** start of Supplied records **

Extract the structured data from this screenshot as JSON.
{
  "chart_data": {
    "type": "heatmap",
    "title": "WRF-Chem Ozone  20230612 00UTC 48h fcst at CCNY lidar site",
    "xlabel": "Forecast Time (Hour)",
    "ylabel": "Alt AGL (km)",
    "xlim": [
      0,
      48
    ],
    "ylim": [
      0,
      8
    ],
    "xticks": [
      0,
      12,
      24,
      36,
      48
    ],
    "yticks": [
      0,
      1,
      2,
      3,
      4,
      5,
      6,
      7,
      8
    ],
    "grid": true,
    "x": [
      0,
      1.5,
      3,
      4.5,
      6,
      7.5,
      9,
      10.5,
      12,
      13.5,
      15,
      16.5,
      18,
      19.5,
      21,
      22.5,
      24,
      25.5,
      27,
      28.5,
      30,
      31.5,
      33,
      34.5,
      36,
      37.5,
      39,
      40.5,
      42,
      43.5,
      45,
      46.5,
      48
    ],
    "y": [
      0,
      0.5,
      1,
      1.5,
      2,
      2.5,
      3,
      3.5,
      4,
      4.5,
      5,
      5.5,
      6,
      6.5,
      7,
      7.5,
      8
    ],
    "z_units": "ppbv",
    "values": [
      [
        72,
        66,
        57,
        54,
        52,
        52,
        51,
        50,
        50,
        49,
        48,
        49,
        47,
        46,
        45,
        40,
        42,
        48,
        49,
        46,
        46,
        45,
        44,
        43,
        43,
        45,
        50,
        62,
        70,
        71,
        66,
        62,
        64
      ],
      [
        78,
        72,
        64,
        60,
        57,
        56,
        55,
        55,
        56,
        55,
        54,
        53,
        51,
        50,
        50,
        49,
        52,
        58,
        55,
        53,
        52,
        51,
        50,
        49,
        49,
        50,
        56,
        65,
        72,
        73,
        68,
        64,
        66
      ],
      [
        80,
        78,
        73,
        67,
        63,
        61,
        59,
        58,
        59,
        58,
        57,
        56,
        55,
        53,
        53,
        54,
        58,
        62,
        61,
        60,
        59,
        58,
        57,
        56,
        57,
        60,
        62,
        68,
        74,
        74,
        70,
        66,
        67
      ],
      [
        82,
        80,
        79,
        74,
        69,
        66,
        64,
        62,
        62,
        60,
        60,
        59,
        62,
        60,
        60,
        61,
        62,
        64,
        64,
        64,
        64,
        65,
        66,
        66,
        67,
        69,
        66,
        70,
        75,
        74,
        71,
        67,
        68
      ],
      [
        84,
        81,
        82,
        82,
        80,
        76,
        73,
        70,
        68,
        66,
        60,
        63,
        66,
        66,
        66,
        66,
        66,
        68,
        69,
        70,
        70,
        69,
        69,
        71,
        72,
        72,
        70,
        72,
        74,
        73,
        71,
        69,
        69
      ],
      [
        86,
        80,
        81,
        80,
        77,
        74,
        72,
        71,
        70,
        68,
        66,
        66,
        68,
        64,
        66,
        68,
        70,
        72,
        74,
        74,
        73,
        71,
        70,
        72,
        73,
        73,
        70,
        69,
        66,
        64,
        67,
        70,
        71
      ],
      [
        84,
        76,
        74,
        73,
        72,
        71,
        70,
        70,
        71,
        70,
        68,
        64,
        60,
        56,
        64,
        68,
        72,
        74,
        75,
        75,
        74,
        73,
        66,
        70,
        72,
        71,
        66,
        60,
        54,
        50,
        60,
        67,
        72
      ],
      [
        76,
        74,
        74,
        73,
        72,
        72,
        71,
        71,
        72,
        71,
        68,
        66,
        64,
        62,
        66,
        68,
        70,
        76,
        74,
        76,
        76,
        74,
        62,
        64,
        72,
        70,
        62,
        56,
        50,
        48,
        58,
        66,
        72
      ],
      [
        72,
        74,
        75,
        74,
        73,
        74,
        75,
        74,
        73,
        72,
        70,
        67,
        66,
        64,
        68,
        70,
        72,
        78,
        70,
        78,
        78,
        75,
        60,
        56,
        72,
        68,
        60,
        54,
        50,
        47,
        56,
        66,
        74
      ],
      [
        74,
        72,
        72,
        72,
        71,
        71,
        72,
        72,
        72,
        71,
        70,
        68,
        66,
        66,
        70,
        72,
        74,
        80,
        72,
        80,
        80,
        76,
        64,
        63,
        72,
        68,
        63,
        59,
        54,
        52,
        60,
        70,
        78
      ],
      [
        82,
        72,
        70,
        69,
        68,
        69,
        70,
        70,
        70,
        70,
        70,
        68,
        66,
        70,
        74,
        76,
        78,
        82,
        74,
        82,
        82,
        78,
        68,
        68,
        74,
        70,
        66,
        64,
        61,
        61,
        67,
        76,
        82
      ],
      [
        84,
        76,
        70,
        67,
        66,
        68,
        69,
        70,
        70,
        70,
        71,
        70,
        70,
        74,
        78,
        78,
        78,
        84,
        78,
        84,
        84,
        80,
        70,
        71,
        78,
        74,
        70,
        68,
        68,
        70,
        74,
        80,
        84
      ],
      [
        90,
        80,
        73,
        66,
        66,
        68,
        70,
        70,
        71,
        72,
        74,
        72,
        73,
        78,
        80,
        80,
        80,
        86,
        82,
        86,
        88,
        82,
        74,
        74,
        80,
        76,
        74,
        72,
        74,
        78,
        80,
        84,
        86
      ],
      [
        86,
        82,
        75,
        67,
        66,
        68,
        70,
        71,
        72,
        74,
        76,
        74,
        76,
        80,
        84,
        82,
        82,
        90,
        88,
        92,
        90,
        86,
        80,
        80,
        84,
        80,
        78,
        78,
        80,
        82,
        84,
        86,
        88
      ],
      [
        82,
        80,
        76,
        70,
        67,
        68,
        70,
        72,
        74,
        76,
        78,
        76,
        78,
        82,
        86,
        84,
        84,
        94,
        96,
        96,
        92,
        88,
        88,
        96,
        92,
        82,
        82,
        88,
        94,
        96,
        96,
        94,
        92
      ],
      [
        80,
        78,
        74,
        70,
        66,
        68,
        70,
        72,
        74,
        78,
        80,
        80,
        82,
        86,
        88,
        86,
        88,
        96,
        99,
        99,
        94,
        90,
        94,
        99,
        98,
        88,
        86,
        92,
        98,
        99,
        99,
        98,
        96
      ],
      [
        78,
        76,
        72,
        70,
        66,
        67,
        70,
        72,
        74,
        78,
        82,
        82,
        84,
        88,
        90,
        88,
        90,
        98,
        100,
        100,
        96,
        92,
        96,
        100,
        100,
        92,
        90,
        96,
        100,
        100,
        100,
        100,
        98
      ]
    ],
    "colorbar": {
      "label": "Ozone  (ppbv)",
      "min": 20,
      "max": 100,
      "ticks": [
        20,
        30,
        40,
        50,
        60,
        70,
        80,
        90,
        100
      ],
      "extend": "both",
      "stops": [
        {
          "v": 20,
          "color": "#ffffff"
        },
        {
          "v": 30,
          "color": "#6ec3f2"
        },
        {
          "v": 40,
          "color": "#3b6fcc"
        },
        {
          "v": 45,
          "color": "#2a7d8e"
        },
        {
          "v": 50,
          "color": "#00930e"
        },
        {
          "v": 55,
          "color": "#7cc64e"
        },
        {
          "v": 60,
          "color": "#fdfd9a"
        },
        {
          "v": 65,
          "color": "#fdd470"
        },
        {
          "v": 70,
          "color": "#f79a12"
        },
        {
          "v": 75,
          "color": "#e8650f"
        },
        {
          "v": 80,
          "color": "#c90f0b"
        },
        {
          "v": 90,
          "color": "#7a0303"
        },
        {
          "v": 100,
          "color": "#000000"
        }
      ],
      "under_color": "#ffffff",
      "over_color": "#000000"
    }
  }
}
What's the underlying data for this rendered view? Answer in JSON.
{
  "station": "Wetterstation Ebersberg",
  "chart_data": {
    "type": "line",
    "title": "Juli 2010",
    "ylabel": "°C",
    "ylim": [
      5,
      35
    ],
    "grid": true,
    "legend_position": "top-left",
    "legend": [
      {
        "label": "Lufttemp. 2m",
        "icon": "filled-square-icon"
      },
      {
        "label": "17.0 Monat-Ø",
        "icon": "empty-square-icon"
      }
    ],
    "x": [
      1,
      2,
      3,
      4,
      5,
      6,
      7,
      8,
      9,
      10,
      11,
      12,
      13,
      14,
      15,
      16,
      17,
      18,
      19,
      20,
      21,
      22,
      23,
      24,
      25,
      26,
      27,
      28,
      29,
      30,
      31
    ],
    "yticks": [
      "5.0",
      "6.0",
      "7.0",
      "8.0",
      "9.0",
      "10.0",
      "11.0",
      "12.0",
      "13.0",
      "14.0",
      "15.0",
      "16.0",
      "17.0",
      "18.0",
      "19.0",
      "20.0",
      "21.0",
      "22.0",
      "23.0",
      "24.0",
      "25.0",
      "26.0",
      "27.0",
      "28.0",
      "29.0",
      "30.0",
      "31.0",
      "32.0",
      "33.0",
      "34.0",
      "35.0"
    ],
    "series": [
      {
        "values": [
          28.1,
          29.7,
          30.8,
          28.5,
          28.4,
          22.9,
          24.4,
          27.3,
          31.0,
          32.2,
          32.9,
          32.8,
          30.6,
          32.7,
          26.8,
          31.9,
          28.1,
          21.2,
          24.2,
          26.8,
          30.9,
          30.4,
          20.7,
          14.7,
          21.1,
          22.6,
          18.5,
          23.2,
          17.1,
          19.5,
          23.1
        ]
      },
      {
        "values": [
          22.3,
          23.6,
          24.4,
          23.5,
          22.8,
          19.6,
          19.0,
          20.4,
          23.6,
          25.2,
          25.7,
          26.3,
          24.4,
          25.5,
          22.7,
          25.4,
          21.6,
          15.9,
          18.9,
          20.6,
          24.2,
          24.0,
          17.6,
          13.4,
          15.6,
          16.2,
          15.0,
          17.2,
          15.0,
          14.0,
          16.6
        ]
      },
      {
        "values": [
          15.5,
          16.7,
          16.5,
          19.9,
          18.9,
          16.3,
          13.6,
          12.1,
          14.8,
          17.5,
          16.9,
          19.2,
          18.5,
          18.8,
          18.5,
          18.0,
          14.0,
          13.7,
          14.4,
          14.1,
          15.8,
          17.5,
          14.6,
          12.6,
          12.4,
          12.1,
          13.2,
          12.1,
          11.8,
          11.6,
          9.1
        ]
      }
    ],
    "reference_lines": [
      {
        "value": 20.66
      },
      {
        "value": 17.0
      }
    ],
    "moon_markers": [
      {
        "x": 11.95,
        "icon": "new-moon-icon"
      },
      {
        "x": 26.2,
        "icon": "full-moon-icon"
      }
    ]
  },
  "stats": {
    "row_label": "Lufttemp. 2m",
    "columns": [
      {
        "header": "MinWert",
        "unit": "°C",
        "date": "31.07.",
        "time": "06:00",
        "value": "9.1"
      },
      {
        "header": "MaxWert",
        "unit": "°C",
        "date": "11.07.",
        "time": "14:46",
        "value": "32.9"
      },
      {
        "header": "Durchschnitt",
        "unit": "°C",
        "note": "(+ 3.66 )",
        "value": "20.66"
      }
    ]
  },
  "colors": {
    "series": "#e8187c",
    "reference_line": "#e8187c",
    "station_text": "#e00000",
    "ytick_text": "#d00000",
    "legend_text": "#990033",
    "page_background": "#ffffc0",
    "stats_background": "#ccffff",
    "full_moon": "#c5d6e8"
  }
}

** end of Supplied records **

**What you need to do:** Copy each line of the listing in which the word "Ozone" can be found.

**Completed task:**
    "title": "WRF-Chem Ozone  20230612 00UTC 48h fcst at CCNY lidar site",
      "label": "Ozone  (ppbv)",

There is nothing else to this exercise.